» PROVIDED INFORMATION
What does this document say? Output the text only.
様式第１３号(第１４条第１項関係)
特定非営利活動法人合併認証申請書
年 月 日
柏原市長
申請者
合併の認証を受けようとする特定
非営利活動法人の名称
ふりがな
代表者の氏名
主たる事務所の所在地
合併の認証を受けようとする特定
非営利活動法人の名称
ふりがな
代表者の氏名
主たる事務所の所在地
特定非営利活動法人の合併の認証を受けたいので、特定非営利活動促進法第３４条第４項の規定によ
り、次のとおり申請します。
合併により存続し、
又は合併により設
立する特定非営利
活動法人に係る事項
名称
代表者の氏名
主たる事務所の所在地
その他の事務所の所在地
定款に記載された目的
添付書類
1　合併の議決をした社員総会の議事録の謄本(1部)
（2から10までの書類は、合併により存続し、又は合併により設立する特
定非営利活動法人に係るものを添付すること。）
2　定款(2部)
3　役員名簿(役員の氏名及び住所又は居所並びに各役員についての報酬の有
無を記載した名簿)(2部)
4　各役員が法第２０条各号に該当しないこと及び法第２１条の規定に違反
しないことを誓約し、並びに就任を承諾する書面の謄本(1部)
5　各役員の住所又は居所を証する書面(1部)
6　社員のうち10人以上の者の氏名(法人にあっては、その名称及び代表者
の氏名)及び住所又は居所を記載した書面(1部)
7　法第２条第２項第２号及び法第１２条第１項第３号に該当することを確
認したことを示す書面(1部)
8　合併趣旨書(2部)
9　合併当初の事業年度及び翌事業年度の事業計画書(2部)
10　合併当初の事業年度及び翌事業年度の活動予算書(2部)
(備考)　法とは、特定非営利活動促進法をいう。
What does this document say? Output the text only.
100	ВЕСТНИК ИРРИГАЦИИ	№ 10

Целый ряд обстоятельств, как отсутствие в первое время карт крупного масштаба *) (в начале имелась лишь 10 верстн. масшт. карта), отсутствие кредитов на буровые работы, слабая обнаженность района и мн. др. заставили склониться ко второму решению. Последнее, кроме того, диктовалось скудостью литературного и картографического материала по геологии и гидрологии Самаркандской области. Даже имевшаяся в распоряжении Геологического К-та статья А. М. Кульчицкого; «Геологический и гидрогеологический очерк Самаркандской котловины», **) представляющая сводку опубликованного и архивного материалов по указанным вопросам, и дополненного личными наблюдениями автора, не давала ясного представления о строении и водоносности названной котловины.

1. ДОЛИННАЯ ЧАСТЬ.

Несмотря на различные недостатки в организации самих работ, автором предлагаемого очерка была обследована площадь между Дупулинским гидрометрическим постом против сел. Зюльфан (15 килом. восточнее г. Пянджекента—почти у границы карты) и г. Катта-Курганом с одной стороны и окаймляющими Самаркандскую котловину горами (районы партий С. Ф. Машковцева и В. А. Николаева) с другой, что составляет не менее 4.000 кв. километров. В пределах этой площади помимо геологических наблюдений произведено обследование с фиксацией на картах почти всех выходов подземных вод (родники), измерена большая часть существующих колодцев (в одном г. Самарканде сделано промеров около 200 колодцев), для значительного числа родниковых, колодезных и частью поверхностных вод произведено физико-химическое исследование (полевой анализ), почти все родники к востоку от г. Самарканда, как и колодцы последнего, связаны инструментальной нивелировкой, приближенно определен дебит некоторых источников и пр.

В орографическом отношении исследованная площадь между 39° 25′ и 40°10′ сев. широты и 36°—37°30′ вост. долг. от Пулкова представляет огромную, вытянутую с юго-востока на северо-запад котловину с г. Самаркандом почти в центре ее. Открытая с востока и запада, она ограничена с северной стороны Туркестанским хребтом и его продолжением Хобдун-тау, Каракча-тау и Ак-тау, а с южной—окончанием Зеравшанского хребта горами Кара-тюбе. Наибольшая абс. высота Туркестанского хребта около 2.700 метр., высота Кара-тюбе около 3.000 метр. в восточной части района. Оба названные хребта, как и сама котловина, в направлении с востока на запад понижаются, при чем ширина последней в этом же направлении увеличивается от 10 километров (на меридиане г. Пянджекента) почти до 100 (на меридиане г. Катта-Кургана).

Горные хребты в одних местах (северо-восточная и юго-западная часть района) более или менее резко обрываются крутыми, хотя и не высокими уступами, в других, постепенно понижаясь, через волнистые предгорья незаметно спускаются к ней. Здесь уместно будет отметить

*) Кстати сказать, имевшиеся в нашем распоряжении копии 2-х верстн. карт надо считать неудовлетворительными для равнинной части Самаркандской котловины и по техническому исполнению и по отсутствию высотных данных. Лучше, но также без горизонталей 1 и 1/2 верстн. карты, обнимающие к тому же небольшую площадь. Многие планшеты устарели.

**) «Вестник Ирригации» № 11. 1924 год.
--
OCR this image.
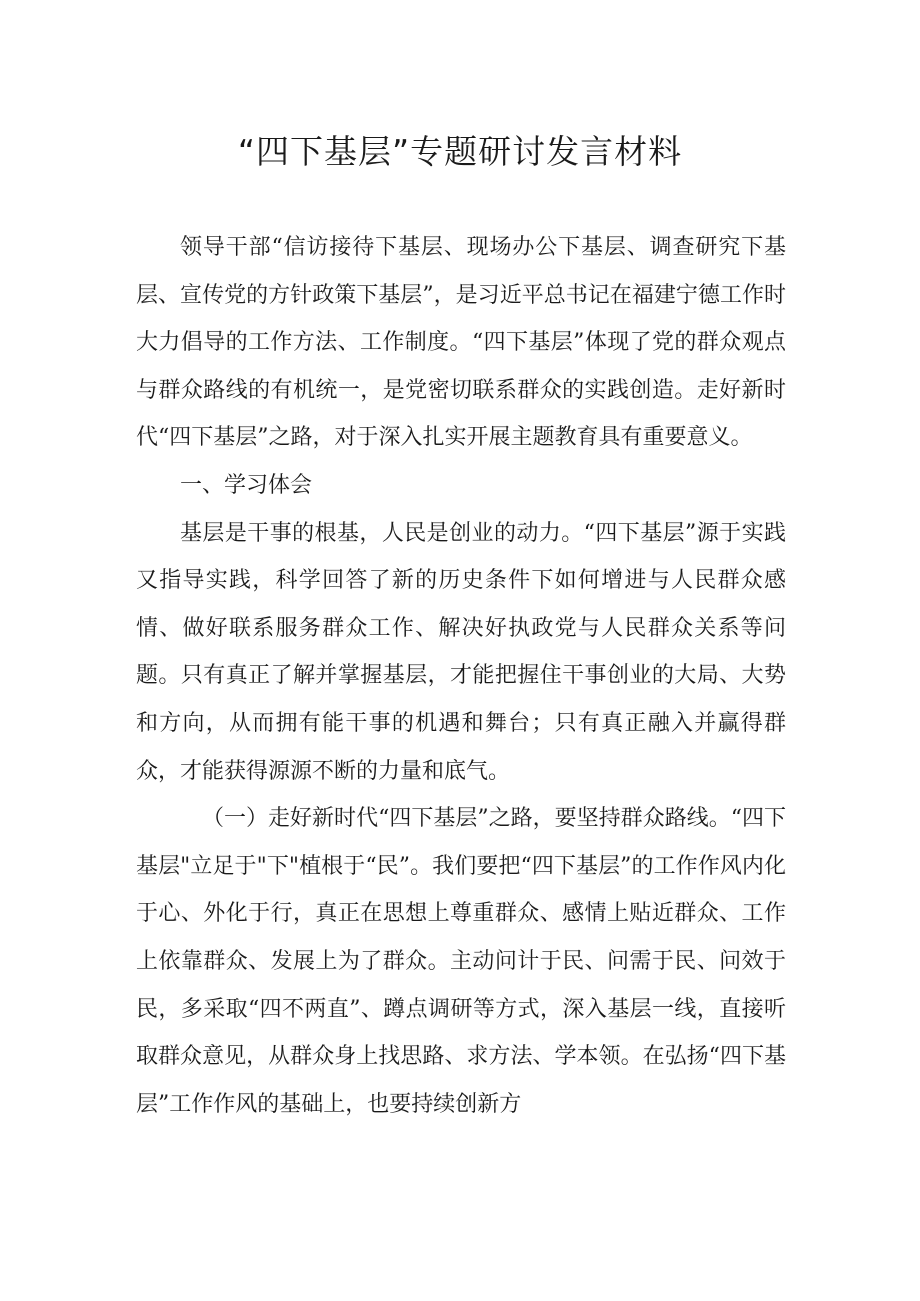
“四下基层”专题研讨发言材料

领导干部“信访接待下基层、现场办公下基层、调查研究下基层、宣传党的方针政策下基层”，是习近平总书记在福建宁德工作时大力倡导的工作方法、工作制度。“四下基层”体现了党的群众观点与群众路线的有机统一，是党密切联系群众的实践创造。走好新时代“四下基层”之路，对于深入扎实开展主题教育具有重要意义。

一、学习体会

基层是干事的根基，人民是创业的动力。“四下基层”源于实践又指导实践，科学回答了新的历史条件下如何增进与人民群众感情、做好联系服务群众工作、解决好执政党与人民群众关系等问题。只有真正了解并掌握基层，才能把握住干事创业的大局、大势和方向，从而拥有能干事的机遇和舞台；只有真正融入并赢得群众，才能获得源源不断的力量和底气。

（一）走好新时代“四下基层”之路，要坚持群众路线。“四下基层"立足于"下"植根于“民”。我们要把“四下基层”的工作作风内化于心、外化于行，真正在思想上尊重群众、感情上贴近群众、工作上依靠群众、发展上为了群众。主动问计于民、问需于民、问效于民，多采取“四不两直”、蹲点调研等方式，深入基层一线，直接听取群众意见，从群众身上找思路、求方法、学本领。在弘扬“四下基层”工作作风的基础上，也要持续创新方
...
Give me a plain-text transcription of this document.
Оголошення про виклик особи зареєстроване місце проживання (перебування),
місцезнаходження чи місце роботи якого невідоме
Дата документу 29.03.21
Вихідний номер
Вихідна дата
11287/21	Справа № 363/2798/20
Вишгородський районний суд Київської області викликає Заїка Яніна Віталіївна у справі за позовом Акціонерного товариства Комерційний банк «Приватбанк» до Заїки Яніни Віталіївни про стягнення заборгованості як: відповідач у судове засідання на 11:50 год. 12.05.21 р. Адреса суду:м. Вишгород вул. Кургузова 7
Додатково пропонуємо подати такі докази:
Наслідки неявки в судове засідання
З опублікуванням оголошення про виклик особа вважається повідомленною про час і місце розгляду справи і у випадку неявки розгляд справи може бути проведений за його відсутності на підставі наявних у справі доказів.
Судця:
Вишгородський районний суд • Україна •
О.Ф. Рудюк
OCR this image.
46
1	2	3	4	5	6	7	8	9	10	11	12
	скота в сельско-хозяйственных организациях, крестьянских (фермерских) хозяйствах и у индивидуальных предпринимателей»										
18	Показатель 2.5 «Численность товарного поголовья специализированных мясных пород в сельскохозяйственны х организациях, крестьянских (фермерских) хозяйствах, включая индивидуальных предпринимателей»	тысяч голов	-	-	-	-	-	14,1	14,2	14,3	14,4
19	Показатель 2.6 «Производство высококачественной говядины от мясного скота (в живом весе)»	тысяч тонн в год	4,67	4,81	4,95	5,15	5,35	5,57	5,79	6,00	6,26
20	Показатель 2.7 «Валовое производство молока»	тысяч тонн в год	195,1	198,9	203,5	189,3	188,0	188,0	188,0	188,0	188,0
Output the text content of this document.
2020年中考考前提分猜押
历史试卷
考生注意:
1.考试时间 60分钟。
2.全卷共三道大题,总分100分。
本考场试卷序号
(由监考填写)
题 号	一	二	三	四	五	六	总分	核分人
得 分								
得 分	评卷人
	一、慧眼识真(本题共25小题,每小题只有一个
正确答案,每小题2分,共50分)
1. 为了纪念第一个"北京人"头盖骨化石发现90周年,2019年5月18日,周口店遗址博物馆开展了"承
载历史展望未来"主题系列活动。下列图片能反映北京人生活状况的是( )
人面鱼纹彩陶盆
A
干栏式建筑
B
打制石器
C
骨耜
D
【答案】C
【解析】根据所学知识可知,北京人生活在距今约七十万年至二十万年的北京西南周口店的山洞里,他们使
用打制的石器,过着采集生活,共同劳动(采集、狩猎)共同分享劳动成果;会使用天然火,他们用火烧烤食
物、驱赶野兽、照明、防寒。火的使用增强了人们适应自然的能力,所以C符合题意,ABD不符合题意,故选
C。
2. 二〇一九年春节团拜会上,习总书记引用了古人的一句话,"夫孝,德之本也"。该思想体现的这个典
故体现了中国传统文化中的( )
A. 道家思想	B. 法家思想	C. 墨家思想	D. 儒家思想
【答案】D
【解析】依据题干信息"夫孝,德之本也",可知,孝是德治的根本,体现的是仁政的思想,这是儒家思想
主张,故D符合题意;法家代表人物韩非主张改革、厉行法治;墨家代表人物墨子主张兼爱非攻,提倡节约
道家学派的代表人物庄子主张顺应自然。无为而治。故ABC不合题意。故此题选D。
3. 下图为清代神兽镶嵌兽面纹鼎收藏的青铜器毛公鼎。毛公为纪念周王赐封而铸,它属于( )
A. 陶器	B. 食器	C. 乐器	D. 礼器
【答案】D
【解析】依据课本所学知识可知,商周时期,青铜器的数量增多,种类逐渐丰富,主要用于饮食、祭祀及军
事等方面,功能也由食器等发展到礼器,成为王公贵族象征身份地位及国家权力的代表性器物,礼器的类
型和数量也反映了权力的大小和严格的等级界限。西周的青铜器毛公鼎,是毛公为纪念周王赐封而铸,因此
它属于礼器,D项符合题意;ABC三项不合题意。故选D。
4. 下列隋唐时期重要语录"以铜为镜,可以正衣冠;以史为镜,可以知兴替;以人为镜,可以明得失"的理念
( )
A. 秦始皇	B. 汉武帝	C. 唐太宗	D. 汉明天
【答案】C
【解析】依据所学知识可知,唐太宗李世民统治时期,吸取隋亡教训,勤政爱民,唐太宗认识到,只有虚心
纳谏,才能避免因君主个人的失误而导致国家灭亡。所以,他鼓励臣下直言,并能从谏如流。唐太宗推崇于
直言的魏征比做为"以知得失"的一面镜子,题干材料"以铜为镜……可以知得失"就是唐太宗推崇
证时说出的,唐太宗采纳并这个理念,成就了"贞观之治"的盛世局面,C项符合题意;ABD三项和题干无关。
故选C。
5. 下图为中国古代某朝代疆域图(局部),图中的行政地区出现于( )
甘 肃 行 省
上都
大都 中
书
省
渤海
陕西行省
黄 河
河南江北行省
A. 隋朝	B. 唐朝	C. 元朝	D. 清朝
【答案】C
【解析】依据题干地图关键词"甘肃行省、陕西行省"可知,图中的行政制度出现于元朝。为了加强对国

» GIVEN PROBLEM
Pick out, from the lines above, every one that contains the string "合併により存続し".

» EXERCISE RESULT
合併により存続し、
（2から10までの書類は、合併により存続し、又は合併により設立する特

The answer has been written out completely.